> _Task brief_
Print the entries verbatim, leaving out the images they contain.

* start *

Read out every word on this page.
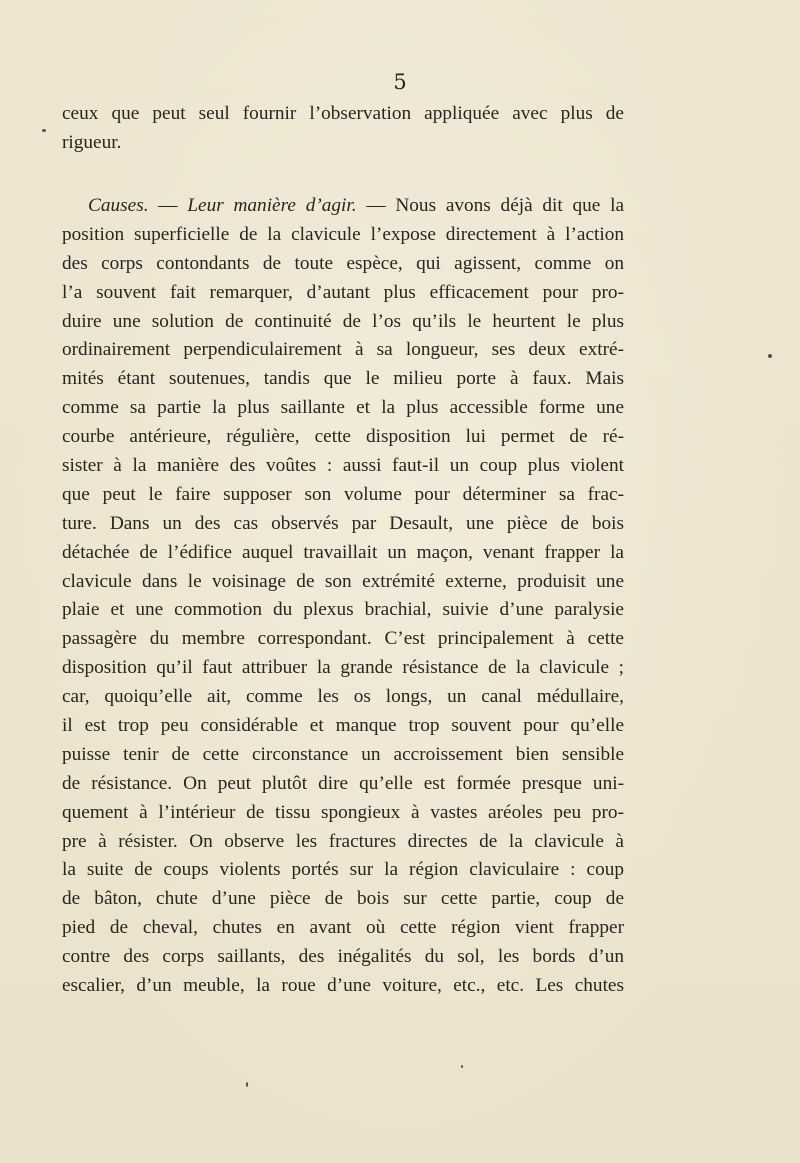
5
ceux que peut seul fournir l’observation appliquée avec plus de
rigueur.
Causes. — Leur manière d’agir. — Nous avons déjà dit que la
position superficielle de la clavicule l’expose directement à l’action
des corps contondants de toute espèce, qui agissent, comme on
l’a souvent fait remarquer, d’autant plus efficacement pour pro-
duire une solution de continuité de l’os qu’ils le heurtent le plus
ordinairement perpendiculairement à sa longueur, ses deux extré-
mités étant soutenues, tandis que le milieu porte à faux. Mais
comme sa partie la plus saillante et la plus accessible forme une
courbe antérieure, régulière, cette disposition lui permet de ré-
sister à la manière des voûtes : aussi faut-il un coup plus violent
que peut le faire supposer son volume pour déterminer sa frac-
ture. Dans un des cas observés par Desault, une pièce de bois
détachée de l’édifice auquel travaillait un maçon, venant frapper la
clavicule dans le voisinage de son extrémité externe, produisit une
plaie et une commotion du plexus brachial, suivie d’une paralysie
passagère du membre correspondant. C’est principalement à cette
disposition qu’il faut attribuer la grande résistance de la clavicule ;
car, quoiqu’elle ait, comme les os longs, un canal médullaire,
il est trop peu considérable et manque trop souvent pour qu’elle
puisse tenir de cette circonstance un accroissement bien sensible
de résistance. On peut plutôt dire qu’elle est formée presque uni-
quement à l’intérieur de tissu spongieux à vastes aréoles peu pro-
pre à résister. On observe les fractures directes de la clavicule à
la suite de coups violents portés sur la région claviculaire : coup
de bâton, chute d’une pièce de bois sur cette partie, coup de
pied de cheval, chutes en avant où cette région vient frapper
contre des corps saillants, des inégalités du sol, les bords d’un
escalier, d’un meuble, la roue d’une voiture, etc., etc. Les chutes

* end *

> _Output for this exercise_
Read out every word on this page.
5
ceux que peut seul fournir l’observation appliquée avec plus de
rigueur.
Causes. — Leur manière d’agir. — Nous avons déjà dit que la
position superficielle de la clavicule l’expose directement à l’action
des corps contondants de toute espèce, qui agissent, comme on
l’a souvent fait remarquer, d’autant plus efficacement pour pro-
duire une solution de continuité de l’os qu’ils le heurtent le plus
ordinairement perpendiculairement à sa longueur, ses deux extré-
mités étant soutenues, tandis que le milieu porte à faux. Mais
comme sa partie la plus saillante et la plus accessible forme une
courbe antérieure, régulière, cette disposition lui permet de ré-
sister à la manière des voûtes : aussi faut-il un coup plus violent
que peut le faire supposer son volume pour déterminer sa frac-
ture. Dans un des cas observés par Desault, une pièce de bois
détachée de l’édifice auquel travaillait un maçon, venant frapper la
clavicule dans le voisinage de son extrémité externe, produisit une
plaie et une commotion du plexus brachial, suivie d’une paralysie
passagère du membre correspondant. C’est principalement à cette
disposition qu’il faut attribuer la grande résistance de la clavicule ;
car, quoiqu’elle ait, comme les os longs, un canal médullaire,
il est trop peu considérable et manque trop souvent pour qu’elle
puisse tenir de cette circonstance un accroissement bien sensible
de résistance. On peut plutôt dire qu’elle est formée presque uni-
quement à l’intérieur de tissu spongieux à vastes aréoles peu pro-
pre à résister. On observe les fractures directes de la clavicule à
la suite de coups violents portés sur la région claviculaire : coup
de bâton, chute d’une pièce de bois sur cette partie, coup de
pied de cheval, chutes en avant où cette région vient frapper
contre des corps saillants, des inégalités du sol, les bords d’un
escalier, d’un meuble, la roue d’une voiture, etc., etc. Les chutes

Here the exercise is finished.